**Requirement:**
Without the pictures, set down the records below word for word.

**Dataset rows:**

== == ==

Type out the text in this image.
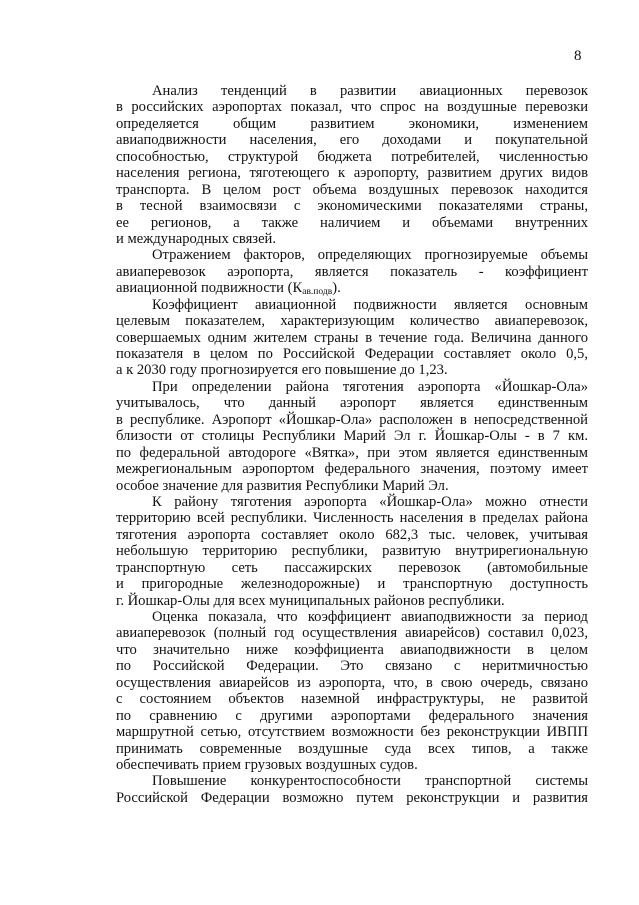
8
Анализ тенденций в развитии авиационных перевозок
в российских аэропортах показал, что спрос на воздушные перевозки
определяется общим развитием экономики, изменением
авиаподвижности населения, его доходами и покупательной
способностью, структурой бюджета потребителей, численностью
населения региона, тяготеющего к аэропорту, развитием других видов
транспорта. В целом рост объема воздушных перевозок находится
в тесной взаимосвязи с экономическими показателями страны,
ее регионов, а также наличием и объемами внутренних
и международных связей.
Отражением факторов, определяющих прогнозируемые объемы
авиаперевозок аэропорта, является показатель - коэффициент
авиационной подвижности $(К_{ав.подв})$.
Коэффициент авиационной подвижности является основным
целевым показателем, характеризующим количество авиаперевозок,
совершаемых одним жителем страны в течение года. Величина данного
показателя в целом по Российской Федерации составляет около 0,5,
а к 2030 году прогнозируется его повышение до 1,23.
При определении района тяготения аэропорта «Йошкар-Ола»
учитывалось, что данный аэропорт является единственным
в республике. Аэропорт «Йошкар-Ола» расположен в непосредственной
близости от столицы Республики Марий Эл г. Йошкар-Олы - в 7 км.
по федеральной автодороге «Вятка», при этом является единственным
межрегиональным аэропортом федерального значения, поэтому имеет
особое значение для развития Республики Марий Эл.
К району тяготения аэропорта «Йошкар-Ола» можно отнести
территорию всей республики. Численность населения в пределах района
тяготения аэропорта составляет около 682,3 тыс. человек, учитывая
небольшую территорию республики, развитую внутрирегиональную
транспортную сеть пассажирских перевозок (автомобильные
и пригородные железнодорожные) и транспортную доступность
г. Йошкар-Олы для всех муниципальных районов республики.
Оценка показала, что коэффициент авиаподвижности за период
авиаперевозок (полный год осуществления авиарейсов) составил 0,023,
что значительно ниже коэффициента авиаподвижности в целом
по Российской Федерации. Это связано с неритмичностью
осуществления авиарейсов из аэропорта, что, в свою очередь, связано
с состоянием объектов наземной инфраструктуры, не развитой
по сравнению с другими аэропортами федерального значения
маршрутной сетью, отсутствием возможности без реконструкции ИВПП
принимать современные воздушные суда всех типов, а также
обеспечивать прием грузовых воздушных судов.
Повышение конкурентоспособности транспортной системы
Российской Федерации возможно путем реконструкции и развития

== == ==

**Result of this task:**
Type out the text in this image.
8
Анализ тенденций в развитии авиационных перевозок
в российских аэропортах показал, что спрос на воздушные перевозки
определяется общим развитием экономики, изменением
авиаподвижности населения, его доходами и покупательной
способностью, структурой бюджета потребителей, численностью
населения региона, тяготеющего к аэропорту, развитием других видов
транспорта. В целом рост объема воздушных перевозок находится
в тесной взаимосвязи с экономическими показателями страны,
ее регионов, а также наличием и объемами внутренних
и международных связей.
Отражением факторов, определяющих прогнозируемые объемы
авиаперевозок аэропорта, является показатель - коэффициент
авиационной подвижности $(К_{ав.подв})$.
Коэффициент авиационной подвижности является основным
целевым показателем, характеризующим количество авиаперевозок,
совершаемых одним жителем страны в течение года. Величина данного
показателя в целом по Российской Федерации составляет около 0,5,
а к 2030 году прогнозируется его повышение до 1,23.
При определении района тяготения аэропорта «Йошкар-Ола»
учитывалось, что данный аэропорт является единственным
в республике. Аэропорт «Йошкар-Ола» расположен в непосредственной
близости от столицы Республики Марий Эл г. Йошкар-Олы - в 7 км.
по федеральной автодороге «Вятка», при этом является единственным
межрегиональным аэропортом федерального значения, поэтому имеет
особое значение для развития Республики Марий Эл.
К району тяготения аэропорта «Йошкар-Ола» можно отнести
территорию всей республики. Численность населения в пределах района
тяготения аэропорта составляет около 682,3 тыс. человек, учитывая
небольшую территорию республики, развитую внутрирегиональную
транспортную сеть пассажирских перевозок (автомобильные
и пригородные железнодорожные) и транспортную доступность
г. Йошкар-Олы для всех муниципальных районов республики.
Оценка показала, что коэффициент авиаподвижности за период
авиаперевозок (полный год осуществления авиарейсов) составил 0,023,
что значительно ниже коэффициента авиаподвижности в целом
по Российской Федерации. Это связано с неритмичностью
осуществления авиарейсов из аэропорта, что, в свою очередь, связано
с состоянием объектов наземной инфраструктуры, не развитой
по сравнению с другими аэропортами федерального значения
маршрутной сетью, отсутствием возможности без реконструкции ИВПП
принимать современные воздушные суда всех типов, а также
обеспечивать прием грузовых воздушных судов.
Повышение конкурентоспособности транспортной системы
Российской Федерации возможно путем реконструкции и развития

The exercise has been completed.